[Begin Recorded information]

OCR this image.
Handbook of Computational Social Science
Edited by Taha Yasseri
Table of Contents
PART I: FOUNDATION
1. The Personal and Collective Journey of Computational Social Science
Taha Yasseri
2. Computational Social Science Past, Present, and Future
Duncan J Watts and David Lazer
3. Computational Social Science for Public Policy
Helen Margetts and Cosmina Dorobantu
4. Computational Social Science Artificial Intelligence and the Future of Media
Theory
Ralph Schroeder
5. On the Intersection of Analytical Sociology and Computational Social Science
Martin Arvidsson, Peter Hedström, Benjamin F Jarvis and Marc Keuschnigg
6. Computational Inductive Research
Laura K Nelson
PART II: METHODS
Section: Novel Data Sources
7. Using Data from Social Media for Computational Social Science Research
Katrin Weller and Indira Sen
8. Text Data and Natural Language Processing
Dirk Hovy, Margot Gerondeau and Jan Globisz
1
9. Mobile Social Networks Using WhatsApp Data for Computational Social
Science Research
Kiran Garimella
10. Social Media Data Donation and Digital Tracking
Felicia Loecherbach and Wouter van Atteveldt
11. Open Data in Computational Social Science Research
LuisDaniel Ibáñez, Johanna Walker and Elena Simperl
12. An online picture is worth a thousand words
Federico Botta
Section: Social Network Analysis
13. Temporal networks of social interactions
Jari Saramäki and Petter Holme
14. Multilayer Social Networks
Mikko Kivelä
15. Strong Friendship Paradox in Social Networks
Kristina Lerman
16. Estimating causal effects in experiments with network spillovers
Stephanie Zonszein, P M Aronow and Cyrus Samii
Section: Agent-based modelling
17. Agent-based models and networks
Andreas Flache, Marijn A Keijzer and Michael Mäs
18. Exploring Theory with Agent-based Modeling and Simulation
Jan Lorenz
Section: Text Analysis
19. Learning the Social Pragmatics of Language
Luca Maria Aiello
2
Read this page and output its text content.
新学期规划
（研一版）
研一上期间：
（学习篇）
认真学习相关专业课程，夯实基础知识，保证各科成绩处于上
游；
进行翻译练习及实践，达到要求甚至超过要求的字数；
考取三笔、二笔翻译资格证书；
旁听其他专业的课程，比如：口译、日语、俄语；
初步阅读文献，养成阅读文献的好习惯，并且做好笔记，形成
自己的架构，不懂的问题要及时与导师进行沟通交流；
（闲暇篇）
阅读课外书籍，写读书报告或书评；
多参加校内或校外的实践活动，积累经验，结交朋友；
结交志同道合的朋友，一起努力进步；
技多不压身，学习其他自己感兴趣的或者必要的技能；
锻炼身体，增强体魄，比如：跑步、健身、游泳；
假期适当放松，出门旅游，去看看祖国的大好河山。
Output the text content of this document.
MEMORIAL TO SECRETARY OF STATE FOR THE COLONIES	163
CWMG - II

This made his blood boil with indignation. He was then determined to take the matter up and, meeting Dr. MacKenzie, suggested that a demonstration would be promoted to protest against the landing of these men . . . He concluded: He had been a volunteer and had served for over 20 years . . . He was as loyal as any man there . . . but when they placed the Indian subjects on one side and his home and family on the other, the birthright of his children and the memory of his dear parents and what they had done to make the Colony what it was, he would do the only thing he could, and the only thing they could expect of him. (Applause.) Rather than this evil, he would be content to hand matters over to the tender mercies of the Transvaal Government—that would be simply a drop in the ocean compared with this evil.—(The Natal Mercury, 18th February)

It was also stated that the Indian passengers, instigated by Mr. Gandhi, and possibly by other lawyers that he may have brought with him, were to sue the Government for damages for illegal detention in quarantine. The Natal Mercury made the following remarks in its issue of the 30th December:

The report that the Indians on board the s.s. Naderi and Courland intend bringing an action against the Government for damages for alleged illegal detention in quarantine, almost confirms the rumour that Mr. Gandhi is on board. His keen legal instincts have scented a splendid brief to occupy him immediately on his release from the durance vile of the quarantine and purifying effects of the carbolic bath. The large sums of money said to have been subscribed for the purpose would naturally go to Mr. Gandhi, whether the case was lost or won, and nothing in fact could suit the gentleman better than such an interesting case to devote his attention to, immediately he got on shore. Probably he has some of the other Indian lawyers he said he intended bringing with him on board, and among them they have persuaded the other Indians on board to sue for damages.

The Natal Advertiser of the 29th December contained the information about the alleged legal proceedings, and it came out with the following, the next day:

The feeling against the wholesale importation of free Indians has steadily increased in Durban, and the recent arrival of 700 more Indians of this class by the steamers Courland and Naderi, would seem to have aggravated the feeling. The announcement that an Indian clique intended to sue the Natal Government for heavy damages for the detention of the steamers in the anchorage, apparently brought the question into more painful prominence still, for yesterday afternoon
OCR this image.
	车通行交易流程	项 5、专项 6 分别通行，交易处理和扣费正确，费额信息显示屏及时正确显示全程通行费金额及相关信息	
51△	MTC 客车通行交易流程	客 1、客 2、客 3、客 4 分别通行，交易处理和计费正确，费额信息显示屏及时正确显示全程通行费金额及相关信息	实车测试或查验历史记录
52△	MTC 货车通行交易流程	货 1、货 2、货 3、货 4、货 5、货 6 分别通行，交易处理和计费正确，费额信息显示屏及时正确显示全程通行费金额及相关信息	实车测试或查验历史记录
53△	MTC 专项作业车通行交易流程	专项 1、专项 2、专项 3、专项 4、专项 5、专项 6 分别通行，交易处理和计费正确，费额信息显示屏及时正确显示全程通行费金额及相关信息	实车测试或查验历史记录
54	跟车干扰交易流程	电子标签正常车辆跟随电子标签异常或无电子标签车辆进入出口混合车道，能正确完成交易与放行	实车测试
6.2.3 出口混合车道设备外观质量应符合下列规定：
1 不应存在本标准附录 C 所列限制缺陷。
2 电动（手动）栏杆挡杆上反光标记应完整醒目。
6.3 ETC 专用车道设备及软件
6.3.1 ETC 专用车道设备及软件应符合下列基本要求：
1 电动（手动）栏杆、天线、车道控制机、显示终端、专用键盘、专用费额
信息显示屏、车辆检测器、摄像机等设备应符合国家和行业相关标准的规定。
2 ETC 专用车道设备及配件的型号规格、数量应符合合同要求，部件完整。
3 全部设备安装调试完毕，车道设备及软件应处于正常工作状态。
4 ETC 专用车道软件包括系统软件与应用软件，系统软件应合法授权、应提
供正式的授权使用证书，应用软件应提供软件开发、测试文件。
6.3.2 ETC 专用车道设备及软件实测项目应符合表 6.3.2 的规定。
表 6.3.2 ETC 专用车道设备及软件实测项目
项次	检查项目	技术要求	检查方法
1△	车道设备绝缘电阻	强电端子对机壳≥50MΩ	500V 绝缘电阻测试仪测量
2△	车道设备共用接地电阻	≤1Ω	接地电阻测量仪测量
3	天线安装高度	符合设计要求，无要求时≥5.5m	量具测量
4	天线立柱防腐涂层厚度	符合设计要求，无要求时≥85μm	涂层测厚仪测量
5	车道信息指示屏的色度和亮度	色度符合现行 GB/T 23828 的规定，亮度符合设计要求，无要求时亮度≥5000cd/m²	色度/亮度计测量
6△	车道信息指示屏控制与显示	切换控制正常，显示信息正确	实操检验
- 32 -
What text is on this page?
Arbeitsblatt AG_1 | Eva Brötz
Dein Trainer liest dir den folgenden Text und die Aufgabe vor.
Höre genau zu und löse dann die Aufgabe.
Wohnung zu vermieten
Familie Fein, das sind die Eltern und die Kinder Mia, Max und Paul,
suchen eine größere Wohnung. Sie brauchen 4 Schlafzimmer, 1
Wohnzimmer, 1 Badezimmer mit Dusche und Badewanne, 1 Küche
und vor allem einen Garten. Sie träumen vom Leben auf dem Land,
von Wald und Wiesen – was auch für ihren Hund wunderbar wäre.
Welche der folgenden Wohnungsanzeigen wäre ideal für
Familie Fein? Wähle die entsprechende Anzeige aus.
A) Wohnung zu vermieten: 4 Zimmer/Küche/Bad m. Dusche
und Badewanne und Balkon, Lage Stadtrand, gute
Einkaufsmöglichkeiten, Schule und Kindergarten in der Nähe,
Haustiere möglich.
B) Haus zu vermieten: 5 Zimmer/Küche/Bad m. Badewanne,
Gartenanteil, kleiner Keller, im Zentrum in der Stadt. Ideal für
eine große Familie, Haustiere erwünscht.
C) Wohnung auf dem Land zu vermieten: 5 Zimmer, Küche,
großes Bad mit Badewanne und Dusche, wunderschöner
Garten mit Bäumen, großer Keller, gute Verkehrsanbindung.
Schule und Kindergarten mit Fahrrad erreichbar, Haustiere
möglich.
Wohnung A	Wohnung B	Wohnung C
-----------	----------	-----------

[End Recorded information]

- Description of the task:
From the entries, copy out each line containing the word "page".

- Output of the task:
Read this page and output its text content.
What text is on this page?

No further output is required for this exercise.